
      • What’s it like to be hit by a water cannon?

      1. John P reid says:

        What’s it like being hit by a water cannon, I imagine it’s cold and wet

  3. the analysis is sound, but the political conclusion does not follow. Unless there is a conscious and well organized alternative, the result will be apathy. The Obama government offered no alternative in the US, the democrat vote suffered and the Republicans had their biggest victory in the Congressional elections in decades.

    Labour and Left Unity will not offer the alternative needed, still less the People’s Assembly. What has to happen is an alternative strategy that can be used to put pressure on politicians. The deepest problem faced in the UK is the lack of any serious alternative economic policy and political machine to campaign for it. That has to be built, and is the priority for 2015. Talking about it won’t make it happen. Focussed activity has to replace hit and hope.

    trevor fisher.

  4. Barry Ewart says:

    There is a tiny party ‘Left Unity’ but Labour at present is where perhaps most working people/the working class are and most significantly it is where most of the trade unions are (who are probably the most genuine voice of working people in the UK). Of course blaming the World gives Cameron the argument that the British people need more of the austerity medicine. But of course it was never going to be the rich and powerful/Tories who were going to pay, it was working people! One of the first things the Tories did was to cut corporation tax for their big business friends, then they cut taxes on private landlords with multiple properties (private landlords now get £9b from the housing benefit budget) , then of course we had tax cuts for millionaires and of course perhaps most callously they changed the local government settlement formula. This used to be calculated (under Labour) on the size of population and need which most people would agree is fair but the Tories (with Lib Dem support) now calculate this on population size only; so whilst we have had hundreds of millions of council cuts in the North etc. down South and the South East (predominantly Tory Councils) have had few if any cuts and some have actually gained more! Labour just needs to become Progressive Labour and more radical and we shouldn’t feel downhearted – Wolfgang Streeck in the brilliant New Left Review argues the rich and powerful haven’t a clue what to do about the global financial crisis and quantitative easing has only put this off for a few years. I would also argue that Neo-Liberalism has painted itself into a corner with its incessant drive for cheap labour which has restricted the ability of working people to purchase commodities and of course for the Right substantial pay rises are out of the question as this would upset their friends the bosses. Perhaps the solution to the global financial crisis is staring us in the face – you do it by addressing global need. But capitalism’s/Neo-Liberalism strength is it is international and sadly we are not. So perhaps we need to have democratic socialist parties in every country in the World pursuing similar aims such as a Global Living Wage etc. One final plea as well as abolishing the vile bedroom tax can we also say we will compensate all those who have suffered under it!

List of tasks
1/ Render this sentence from the comments on austerity into Spanish: "Talking about it won’t make it happen."
2/ Using the comments on austerity, answer each question briefly:
(a) Which party had its biggest victory in the Congressional elections in decades?
(b) How much do private landlords now get from the housing benefit budget?
(c) In which publication does Wolfgang Streeck make his argument about the rich and powerful?
3/ Write what comes next in the comments on austerity, starting after their final sentence.
None of the work on the comments on austerity draws on these items.

Excerpted data

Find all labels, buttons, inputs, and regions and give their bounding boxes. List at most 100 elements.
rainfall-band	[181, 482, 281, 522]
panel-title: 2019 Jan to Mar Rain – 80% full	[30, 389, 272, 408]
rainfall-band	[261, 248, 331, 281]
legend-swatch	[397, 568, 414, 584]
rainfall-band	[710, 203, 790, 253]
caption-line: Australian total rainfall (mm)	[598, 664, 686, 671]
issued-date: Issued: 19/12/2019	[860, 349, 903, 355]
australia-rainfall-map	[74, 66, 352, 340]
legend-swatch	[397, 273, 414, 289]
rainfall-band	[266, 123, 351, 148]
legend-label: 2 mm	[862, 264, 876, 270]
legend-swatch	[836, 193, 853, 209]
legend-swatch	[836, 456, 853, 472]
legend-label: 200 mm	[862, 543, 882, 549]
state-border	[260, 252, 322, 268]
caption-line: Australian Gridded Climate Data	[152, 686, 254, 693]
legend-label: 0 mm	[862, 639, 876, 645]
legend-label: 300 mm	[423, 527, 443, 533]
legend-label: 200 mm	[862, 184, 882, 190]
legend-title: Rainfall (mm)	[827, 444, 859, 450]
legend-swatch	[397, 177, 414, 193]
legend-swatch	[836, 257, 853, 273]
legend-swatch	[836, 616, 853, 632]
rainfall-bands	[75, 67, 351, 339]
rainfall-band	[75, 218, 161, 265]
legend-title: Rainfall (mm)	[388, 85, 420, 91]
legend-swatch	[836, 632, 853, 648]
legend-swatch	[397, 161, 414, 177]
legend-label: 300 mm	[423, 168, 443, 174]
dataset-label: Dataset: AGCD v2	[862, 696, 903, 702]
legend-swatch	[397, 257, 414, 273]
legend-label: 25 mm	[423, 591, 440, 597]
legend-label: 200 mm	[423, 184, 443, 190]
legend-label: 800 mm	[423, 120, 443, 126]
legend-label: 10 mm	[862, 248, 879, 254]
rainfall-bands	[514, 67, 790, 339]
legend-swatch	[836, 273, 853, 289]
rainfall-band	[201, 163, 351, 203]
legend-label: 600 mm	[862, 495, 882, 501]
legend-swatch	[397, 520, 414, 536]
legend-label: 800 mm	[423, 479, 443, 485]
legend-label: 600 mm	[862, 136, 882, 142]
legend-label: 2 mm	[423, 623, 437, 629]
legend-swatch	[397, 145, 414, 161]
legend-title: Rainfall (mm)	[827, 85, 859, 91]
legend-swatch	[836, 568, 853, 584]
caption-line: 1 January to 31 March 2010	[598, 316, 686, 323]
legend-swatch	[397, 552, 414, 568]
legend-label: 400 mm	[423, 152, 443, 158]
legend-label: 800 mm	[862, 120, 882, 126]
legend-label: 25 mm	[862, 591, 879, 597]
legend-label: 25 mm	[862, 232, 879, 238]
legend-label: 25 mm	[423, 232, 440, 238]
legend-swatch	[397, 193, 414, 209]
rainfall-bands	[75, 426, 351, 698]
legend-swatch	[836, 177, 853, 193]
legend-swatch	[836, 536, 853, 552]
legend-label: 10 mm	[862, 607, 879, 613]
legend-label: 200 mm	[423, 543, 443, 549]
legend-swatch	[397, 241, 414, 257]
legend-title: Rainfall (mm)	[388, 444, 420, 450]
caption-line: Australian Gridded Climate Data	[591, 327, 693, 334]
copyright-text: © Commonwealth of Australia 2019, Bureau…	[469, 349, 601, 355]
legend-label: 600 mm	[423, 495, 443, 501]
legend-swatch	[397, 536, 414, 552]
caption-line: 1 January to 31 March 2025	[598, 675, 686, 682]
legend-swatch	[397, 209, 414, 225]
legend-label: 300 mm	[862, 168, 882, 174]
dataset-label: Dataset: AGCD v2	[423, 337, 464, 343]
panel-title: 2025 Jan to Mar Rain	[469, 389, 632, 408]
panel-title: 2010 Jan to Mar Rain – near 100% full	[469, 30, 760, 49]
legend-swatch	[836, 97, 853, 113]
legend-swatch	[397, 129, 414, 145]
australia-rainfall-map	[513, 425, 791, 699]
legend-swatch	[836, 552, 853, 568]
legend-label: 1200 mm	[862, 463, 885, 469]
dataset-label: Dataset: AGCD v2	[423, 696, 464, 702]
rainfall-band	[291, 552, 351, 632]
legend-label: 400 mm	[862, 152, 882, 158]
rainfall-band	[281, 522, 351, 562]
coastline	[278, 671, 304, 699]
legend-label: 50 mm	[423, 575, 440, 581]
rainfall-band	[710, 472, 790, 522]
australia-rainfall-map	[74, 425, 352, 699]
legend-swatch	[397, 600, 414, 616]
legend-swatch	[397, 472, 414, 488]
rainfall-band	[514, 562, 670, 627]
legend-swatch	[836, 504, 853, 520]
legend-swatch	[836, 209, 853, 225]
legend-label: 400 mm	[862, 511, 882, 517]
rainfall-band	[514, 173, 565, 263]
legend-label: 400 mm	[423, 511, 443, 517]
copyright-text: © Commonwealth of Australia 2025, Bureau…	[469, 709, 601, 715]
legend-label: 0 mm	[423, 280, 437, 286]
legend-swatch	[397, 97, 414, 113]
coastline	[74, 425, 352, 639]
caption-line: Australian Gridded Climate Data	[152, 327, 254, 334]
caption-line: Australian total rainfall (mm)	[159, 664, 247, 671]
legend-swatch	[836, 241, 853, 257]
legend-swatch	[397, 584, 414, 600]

Results of the tasks
1/ Hablar de ello no hará que suceda.

2/
(a) The Republicans
(b) £9b
(c) The New Left Review

3/
  5. Barry Ewart says:

    Just an afterthought on Michael’s question. Perhaps the rich and powerful and their Tory cronies (with the aid of the media) are bloody good propaganda plus at divide and rule – setting neighbour against neighbour re welfare, setting a significant number of the settled population against newcomers, the private sector workers against public sector workers etc. etc. And we are crap at countering all this – I read in The Guardian on Friday that the Tories have received £50m from Hedge Funds since the last election (and with Lib Dem support) in April gave Hedge Funds £145m of tax cuts! I enthusiastically shared this information as widely as I could with others on the Left (and publicly) but instead of some on the Left using this, they chose to prefer to attack Labour! I wonder at times if some on the left are too busy self-actualising (feeling good about themselves) rather than trying to unite diverse working people FOR REAL CHANGE! Tony Benn once said the Left needs a teacher, he was wrong, WE NEED TO BE FACILITATORS. Yours in hope!